▶ WHAT IS ASKED
Write out every entry exactly as given, but omit the pictures.
+-------+
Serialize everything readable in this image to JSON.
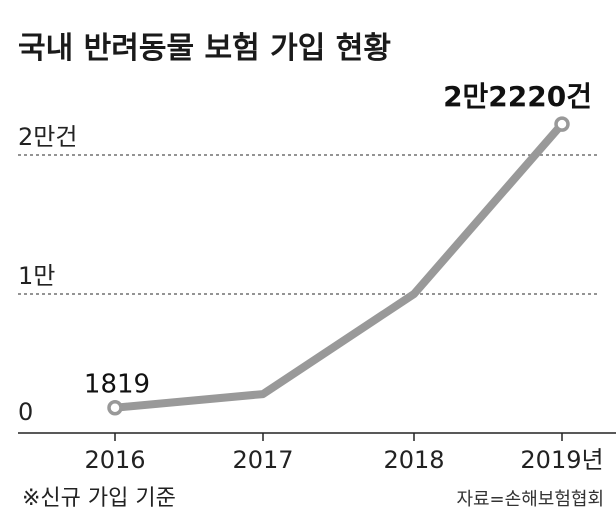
{
  "chart_data": {
    "type": "line",
    "title": "국내 반려동물 보험 가입 현황",
    "categories": [
      "2016",
      "2017",
      "2018",
      "2019년"
    ],
    "series": [
      {
        "values": [
          1819,
          2800,
          10000,
          22220
        ]
      }
    ],
    "ylim": [
      0,
      22220
    ],
    "yticks": [
      {
        "value": 0,
        "label": "0"
      },
      {
        "value": 10000,
        "label": "1만"
      },
      {
        "value": 20000,
        "label": "2만건"
      }
    ],
    "data_labels": [
      {
        "index": 0,
        "label": "1819"
      },
      {
        "index": 3,
        "label": "2만2220건"
      }
    ],
    "gridlines": "dashed",
    "line_color": "#999999",
    "note": "※신규 가입 기준",
    "source": "자료=손해보험협회"
  }
}
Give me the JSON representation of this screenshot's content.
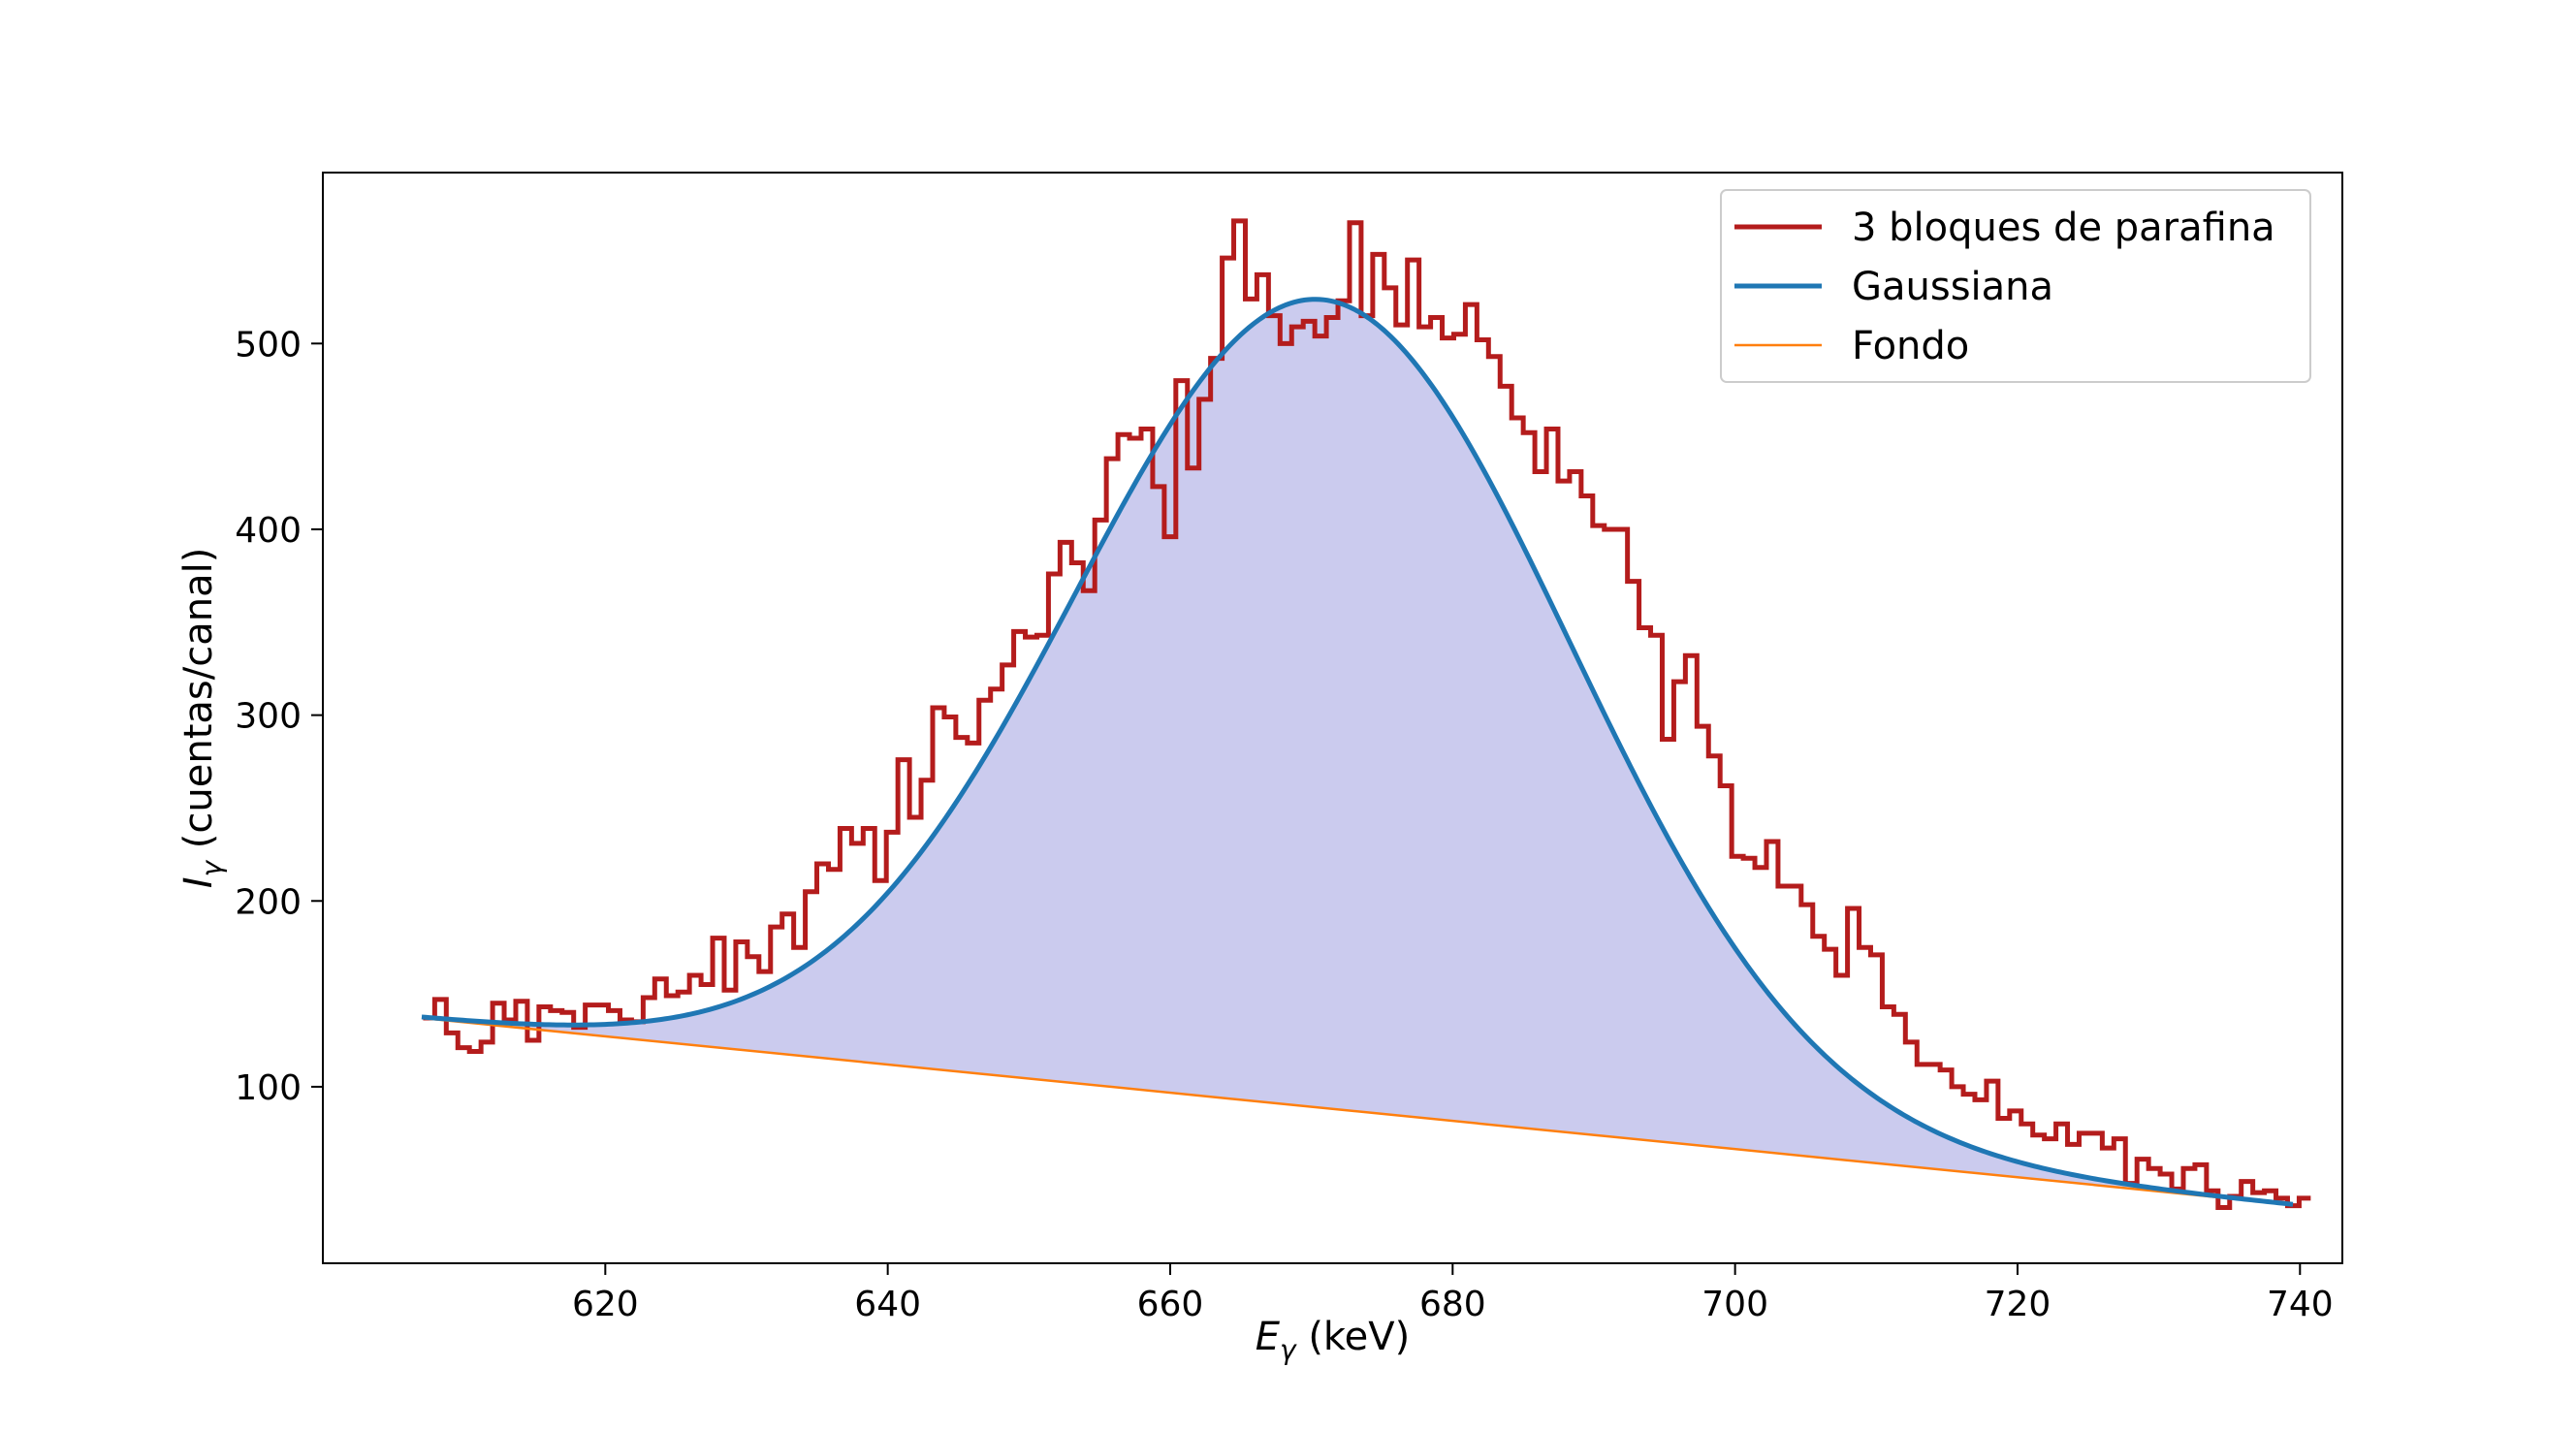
{
  "chart_data": {
    "type": "line",
    "xlabel": {
      "main": "E",
      "sub": "γ",
      "rest": " (keV)"
    },
    "ylabel": {
      "main": "I",
      "sub": "γ",
      "rest": " (cuentas/canal)"
    },
    "xlim": [
      600,
      743
    ],
    "ylim": [
      5,
      592
    ],
    "xticks": [
      620,
      640,
      660,
      680,
      700,
      720,
      740
    ],
    "yticks": [
      100,
      200,
      300,
      400,
      500
    ],
    "grid": false,
    "legend_position": "top-right",
    "colors": {
      "histogram": "#b41c1c",
      "gaussian": "#1f77b4",
      "background": "#ff7f0e",
      "fill": "#cbcbee"
    },
    "series": [
      {
        "name": "3 bloques de parafina",
        "kind": "step",
        "bin_width": 0.82,
        "x_start": 607.1,
        "y": [
          137,
          147,
          129,
          121,
          119,
          124,
          145,
          136,
          146,
          125,
          143,
          141,
          140,
          132,
          144,
          144,
          141,
          136,
          135,
          148,
          158,
          149,
          151,
          160,
          155,
          180,
          152,
          178,
          170,
          162,
          186,
          193,
          175,
          205,
          220,
          217,
          239,
          231,
          239,
          211,
          237,
          276,
          245,
          265,
          304,
          299,
          288,
          285,
          308,
          314,
          327,
          345,
          342,
          343,
          376,
          393,
          382,
          367,
          405,
          438,
          451,
          449,
          454,
          423,
          396,
          480,
          433,
          470,
          492,
          546,
          566,
          524,
          537,
          515,
          500,
          509,
          512,
          504,
          514,
          523,
          565,
          515,
          548,
          530,
          510,
          545,
          509,
          514,
          503,
          505,
          521,
          502,
          493,
          477,
          460,
          452,
          431,
          454,
          426,
          431,
          418,
          402,
          400,
          400,
          372,
          347,
          343,
          287,
          318,
          332,
          294,
          278,
          262,
          224,
          223,
          218,
          232,
          208,
          208,
          198,
          181,
          174,
          160,
          196,
          175,
          171,
          143,
          139,
          124,
          112,
          112,
          109,
          100,
          96,
          93,
          103,
          83,
          87,
          80,
          74,
          72,
          80,
          69,
          75,
          75,
          67,
          72,
          48,
          61,
          56,
          53,
          45,
          56,
          58,
          44,
          35,
          41,
          49,
          43,
          44,
          40,
          36,
          40
        ]
      },
      {
        "name": "Gaussiana",
        "kind": "gaussian_plus_linear",
        "x_range": [
          607,
          739.5
        ],
        "amplitude": 435,
        "mean": 670.8,
        "sigma": 17.5,
        "bg_intercept": 137,
        "bg_slope": -0.7585,
        "bg_x0": 607
      },
      {
        "name": "Fondo",
        "kind": "linear",
        "x": [
          607,
          739.5
        ],
        "y": [
          137,
          36.5
        ]
      }
    ]
  }
}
+-------+
▶ ANSWER TO THIS TASK
Serialize everything readable in this image to JSON.
{
  "chart_data": {
    "type": "line",
    "title": "국내 반려동물 보험 가입 현황",
    "categories": [
      "2016",
      "2017",
      "2018",
      "2019년"
    ],
    "series": [
      {
        "values": [
          1819,
          2800,
          10000,
          22220
        ]
      }
    ],
    "ylim": [
      0,
      22220
    ],
    "yticks": [
      {
        "value": 0,
        "label": "0"
      },
      {
        "value": 10000,
        "label": "1만"
      },
      {
        "value": 20000,
        "label": "2만건"
      }
    ],
    "data_labels": [
      {
        "index": 0,
        "label": "1819"
      },
      {
        "index": 3,
        "label": "2만2220건"
      }
    ],
    "gridlines": "dashed",
    "line_color": "#999999",
    "note": "※신규 가입 기준",
    "source": "자료=손해보험협회"
  }
}
Give me the JSON representation of this screenshot's content.
{
  "chart_data": {
    "type": "line",
    "xlabel": {
      "main": "E",
      "sub": "γ",
      "rest": " (keV)"
    },
    "ylabel": {
      "main": "I",
      "sub": "γ",
      "rest": " (cuentas/canal)"
    },
    "xlim": [
      600,
      743
    ],
    "ylim": [
      5,
      592
    ],
    "xticks": [
      620,
      640,
      660,
      680,
      700,
      720,
      740
    ],
    "yticks": [
      100,
      200,
      300,
      400,
      500
    ],
    "grid": false,
    "legend_position": "top-right",
    "colors": {
      "histogram": "#b41c1c",
      "gaussian": "#1f77b4",
      "background": "#ff7f0e",
      "fill": "#cbcbee"
    },
    "series": [
      {
        "name": "3 bloques de parafina",
        "kind": "step",
        "bin_width": 0.82,
        "x_start": 607.1,
        "y": [
          137,
          147,
          129,
          121,
          119,
          124,
          145,
          136,
          146,
          125,
          143,
          141,
          140,
          132,
          144,
          144,
          141,
          136,
          135,
          148,
          158,
          149,
          151,
          160,
          155,
          180,
          152,
          178,
          170,
          162,
          186,
          193,
          175,
          205,
          220,
          217,
          239,
          231,
          239,
          211,
          237,
          276,
          245,
          265,
          304,
          299,
          288,
          285,
          308,
          314,
          327,
          345,
          342,
          343,
          376,
          393,
          382,
          367,
          405,
          438,
          451,
          449,
          454,
          423,
          396,
          480,
          433,
          470,
          492,
          546,
          566,
          524,
          537,
          515,
          500,
          509,
          512,
          504,
          514,
          523,
          565,
          515,
          548,
          530,
          510,
          545,
          509,
          514,
          503,
          505,
          521,
          502,
          493,
          477,
          460,
          452,
          431,
          454,
          426,
          431,
          418,
          402,
          400,
          400,
          372,
          347,
          343,
          287,
          318,
          332,
          294,
          278,
          262,
          224,
          223,
          218,
          232,
          208,
          208,
          198,
          181,
          174,
          160,
          196,
          175,
          171,
          143,
          139,
          124,
          112,
          112,
          109,
          100,
          96,
          93,
          103,
          83,
          87,
          80,
          74,
          72,
          80,
          69,
          75,
          75,
          67,
          72,
          48,
          61,
          56,
          53,
          45,
          56,
          58,
          44,
          35,
          41,
          49,
          43,
          44,
          40,
          36,
          40
        ]
      },
      {
        "name": "Gaussiana",
        "kind": "gaussian_plus_linear",
        "x_range": [
          607,
          739.5
        ],
        "amplitude": 435,
        "mean": 670.8,
        "sigma": 17.5,
        "bg_intercept": 137,
        "bg_slope": -0.7585,
        "bg_x0": 607
      },
      {
        "name": "Fondo",
        "kind": "linear",
        "x": [
          607,
          739.5
        ],
        "y": [
          137,
          36.5
        ]
      }
    ]
  }
}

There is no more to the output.